DIRECTIVE: Give the number of lines in the data that hold the word "Stator", and nothing else.

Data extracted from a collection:
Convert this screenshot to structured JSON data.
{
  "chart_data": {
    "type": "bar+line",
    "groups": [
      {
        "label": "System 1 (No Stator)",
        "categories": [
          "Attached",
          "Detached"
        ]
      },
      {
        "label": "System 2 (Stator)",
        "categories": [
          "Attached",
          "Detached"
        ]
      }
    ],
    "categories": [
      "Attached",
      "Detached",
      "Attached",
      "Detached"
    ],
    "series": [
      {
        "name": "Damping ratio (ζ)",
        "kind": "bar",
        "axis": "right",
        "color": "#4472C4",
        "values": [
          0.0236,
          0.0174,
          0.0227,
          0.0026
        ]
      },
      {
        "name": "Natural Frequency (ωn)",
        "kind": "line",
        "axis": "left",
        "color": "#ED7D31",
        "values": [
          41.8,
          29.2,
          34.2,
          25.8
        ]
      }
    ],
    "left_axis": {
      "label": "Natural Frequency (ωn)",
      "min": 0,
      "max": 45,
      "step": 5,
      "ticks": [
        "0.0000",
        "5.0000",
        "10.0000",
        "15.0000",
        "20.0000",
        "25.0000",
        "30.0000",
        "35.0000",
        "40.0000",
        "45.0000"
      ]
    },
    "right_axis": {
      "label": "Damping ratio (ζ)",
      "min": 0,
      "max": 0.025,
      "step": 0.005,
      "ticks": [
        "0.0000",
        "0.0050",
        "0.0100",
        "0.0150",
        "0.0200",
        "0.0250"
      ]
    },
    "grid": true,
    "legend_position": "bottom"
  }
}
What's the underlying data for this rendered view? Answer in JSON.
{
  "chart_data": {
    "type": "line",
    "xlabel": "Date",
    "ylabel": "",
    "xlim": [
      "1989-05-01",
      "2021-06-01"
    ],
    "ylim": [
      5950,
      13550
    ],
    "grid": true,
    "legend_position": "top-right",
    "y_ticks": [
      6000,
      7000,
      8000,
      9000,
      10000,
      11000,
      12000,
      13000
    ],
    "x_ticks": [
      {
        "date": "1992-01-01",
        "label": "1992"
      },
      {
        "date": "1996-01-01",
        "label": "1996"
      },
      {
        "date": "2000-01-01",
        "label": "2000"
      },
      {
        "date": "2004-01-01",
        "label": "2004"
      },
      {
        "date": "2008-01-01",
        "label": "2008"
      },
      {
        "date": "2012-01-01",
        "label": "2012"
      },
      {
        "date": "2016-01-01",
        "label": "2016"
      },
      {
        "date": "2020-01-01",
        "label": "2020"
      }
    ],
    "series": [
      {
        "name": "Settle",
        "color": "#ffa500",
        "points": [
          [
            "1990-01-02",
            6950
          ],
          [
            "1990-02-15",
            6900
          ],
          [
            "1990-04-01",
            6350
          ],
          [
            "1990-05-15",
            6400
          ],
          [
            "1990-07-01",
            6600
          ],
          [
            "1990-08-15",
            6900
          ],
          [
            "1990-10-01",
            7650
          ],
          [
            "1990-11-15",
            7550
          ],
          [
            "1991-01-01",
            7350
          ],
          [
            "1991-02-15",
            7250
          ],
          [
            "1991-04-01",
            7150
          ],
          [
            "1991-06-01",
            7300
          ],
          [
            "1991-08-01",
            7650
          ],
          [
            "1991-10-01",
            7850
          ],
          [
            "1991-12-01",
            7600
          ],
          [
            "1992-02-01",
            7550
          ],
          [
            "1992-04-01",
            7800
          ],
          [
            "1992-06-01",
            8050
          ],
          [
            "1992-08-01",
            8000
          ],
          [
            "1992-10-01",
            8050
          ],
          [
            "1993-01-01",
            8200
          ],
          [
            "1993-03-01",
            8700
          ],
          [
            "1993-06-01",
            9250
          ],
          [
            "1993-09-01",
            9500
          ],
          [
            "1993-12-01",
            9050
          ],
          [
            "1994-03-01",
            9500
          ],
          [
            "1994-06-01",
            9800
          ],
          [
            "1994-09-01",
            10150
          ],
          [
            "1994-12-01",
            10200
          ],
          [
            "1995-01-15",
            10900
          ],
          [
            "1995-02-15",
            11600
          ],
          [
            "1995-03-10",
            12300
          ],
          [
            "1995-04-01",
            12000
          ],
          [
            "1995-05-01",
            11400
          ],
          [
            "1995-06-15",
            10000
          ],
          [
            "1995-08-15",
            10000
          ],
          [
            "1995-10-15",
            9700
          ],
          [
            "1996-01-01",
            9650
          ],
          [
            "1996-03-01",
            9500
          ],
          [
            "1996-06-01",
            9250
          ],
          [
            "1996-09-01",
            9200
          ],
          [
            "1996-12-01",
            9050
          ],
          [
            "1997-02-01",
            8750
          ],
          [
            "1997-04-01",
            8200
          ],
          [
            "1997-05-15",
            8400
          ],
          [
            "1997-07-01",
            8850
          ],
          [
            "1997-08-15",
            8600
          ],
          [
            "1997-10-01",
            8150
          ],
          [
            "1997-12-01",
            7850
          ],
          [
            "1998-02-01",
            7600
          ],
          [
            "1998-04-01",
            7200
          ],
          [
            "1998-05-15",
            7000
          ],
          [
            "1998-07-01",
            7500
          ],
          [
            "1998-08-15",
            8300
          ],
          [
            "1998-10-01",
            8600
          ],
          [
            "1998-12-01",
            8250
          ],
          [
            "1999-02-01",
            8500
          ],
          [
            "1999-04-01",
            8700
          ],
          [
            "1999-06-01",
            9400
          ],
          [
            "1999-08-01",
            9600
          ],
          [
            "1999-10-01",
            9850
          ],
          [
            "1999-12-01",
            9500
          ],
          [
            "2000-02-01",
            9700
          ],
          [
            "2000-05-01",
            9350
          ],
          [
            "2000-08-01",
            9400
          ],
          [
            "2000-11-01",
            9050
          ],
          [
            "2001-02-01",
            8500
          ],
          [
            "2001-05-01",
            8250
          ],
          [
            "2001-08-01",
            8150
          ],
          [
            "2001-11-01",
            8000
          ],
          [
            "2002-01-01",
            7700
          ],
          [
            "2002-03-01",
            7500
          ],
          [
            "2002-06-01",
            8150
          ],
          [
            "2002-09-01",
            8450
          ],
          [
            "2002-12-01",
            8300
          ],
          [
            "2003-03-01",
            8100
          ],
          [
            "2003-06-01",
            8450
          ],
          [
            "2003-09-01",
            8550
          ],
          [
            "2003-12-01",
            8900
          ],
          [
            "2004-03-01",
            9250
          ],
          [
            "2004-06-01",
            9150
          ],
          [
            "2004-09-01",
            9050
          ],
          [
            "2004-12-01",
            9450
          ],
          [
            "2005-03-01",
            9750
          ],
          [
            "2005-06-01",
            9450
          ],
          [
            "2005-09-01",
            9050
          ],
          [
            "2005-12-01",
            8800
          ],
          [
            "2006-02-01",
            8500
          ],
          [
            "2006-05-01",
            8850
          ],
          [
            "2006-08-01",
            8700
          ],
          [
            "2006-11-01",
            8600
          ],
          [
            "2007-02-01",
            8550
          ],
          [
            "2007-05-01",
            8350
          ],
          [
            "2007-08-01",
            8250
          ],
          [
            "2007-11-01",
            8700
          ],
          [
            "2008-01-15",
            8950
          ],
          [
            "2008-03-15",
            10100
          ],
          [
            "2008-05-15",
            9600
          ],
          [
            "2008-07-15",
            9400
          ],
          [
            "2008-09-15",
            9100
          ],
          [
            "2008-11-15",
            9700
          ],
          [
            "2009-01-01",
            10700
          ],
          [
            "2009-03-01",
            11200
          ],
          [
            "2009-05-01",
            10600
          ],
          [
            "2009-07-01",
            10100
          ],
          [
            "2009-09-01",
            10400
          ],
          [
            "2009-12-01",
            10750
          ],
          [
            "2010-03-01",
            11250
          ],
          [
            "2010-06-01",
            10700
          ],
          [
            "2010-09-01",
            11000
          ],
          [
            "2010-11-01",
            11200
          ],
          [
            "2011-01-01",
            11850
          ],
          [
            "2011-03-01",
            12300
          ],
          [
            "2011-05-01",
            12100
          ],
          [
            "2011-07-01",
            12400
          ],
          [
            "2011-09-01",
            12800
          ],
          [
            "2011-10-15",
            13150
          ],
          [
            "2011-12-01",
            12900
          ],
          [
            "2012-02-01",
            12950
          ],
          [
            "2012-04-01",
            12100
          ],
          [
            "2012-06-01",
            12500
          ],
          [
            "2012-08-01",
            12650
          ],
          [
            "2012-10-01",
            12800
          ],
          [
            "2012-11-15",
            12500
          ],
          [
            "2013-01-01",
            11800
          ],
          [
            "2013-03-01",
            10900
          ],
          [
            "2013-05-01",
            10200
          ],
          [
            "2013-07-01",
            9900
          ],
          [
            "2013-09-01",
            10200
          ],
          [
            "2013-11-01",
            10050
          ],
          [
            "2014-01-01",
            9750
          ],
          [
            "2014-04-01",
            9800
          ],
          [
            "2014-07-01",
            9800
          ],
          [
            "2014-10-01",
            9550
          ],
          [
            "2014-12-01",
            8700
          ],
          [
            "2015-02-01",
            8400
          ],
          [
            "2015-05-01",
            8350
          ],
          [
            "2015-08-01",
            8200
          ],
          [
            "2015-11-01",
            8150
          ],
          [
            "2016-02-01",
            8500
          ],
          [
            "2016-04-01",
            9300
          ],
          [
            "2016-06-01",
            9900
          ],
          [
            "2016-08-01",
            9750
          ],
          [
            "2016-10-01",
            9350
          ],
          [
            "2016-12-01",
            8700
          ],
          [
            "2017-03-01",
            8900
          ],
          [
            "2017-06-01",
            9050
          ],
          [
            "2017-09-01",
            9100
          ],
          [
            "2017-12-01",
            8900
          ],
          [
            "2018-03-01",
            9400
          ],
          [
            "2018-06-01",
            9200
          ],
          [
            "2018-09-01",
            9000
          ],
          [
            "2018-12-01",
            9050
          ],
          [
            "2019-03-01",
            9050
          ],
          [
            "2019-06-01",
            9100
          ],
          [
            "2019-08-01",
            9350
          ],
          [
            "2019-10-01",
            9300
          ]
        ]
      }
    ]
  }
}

TASK OUTPUT: 2